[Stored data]
--- start ---
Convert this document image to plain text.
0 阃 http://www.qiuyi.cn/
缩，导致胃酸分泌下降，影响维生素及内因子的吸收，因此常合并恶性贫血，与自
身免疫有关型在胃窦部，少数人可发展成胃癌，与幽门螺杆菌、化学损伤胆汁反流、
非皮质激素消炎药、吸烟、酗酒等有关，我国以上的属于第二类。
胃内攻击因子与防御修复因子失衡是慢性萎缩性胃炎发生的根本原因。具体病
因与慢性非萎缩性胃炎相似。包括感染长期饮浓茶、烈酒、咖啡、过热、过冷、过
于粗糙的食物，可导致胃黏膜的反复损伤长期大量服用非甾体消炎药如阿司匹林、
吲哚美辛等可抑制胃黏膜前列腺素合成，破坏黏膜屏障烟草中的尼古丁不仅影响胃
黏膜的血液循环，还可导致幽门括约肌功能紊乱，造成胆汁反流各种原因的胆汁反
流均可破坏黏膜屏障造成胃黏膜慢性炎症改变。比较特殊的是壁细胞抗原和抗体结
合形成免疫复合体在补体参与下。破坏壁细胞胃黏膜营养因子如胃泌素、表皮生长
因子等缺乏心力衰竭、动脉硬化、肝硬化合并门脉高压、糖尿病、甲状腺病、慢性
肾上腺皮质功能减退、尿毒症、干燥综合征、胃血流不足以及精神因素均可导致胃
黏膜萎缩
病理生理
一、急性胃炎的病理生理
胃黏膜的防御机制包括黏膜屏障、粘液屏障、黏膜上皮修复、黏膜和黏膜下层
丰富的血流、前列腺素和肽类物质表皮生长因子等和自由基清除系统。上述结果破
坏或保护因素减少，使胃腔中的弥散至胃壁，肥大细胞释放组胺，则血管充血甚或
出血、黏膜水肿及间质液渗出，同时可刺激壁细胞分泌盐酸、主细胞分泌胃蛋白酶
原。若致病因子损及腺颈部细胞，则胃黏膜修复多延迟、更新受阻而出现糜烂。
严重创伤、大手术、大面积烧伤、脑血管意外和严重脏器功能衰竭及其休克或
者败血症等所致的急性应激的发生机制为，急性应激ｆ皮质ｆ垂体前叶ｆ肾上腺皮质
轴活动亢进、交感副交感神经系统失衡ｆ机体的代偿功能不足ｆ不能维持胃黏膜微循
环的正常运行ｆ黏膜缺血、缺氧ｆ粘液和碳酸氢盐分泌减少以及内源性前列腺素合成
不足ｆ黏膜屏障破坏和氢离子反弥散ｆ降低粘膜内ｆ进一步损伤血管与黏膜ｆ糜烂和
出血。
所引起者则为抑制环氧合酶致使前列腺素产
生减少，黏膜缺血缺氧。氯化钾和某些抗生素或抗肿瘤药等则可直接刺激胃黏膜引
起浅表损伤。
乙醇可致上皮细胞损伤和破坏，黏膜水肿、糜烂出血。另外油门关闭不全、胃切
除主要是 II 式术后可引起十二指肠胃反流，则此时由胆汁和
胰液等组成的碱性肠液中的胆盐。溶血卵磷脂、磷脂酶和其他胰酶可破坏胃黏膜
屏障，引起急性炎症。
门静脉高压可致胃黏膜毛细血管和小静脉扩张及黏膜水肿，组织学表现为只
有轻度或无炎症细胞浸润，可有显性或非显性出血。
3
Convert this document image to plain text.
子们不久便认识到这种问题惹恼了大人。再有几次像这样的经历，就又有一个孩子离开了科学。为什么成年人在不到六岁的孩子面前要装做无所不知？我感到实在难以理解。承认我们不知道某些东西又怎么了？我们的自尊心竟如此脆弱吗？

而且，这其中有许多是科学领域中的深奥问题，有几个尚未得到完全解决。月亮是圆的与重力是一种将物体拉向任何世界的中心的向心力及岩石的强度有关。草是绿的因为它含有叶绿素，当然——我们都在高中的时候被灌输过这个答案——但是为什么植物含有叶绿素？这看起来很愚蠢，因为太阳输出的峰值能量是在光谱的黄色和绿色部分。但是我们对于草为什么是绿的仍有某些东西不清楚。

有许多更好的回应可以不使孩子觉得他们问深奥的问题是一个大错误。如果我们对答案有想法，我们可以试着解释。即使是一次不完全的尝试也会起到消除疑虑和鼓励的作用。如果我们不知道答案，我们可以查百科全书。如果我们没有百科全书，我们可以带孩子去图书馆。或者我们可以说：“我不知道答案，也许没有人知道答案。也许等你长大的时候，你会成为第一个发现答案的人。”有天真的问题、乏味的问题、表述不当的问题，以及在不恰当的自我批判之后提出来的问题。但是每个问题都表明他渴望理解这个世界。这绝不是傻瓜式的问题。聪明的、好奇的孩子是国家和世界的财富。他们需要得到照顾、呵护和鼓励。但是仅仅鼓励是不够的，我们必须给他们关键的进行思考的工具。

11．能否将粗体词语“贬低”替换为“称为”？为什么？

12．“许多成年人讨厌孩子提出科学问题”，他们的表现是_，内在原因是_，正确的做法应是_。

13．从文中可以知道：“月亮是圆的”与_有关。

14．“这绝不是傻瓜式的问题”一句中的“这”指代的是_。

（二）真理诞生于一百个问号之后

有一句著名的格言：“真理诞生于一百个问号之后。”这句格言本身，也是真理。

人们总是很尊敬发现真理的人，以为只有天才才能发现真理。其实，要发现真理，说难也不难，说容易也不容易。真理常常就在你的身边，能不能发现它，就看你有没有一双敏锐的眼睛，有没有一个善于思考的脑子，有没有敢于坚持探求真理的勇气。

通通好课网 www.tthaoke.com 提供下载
--- end ---
EXERCISE BRIEF. Copy out every line of the data that includes "这绝不是傻瓜式的问题".

RESPONSE TO THIS TASK.
有许多更好的回应可以不使孩子觉得他们问深奥的问题是一个大错误。如果我们对答案有想法，我们可以试着解释。即使是一次不完全的尝试也会起到消除疑虑和鼓励的作用。如果我们不知道答案，我们可以查百科全书。如果我们没有百科全书，我们可以带孩子去图书馆。或者我们可以说：“我不知道答案，也许没有人知道答案。也许等你长大的时候，你会成为第一个发现答案的人。”有天真的问题、乏味的问题、表述不当的问题，以及在不恰当的自我批判之后提出来的问题。但是每个问题都表明他渴望理解这个世界。这绝不是傻瓜式的问题。聪明的、好奇的孩子是国家和世界的财富。他们需要得到照顾、呵护和鼓励。但是仅仅鼓励是不够的，我们必须给他们关键的进行思考的工具。
14．“这绝不是傻瓜式的问题”一句中的“这”指代的是_。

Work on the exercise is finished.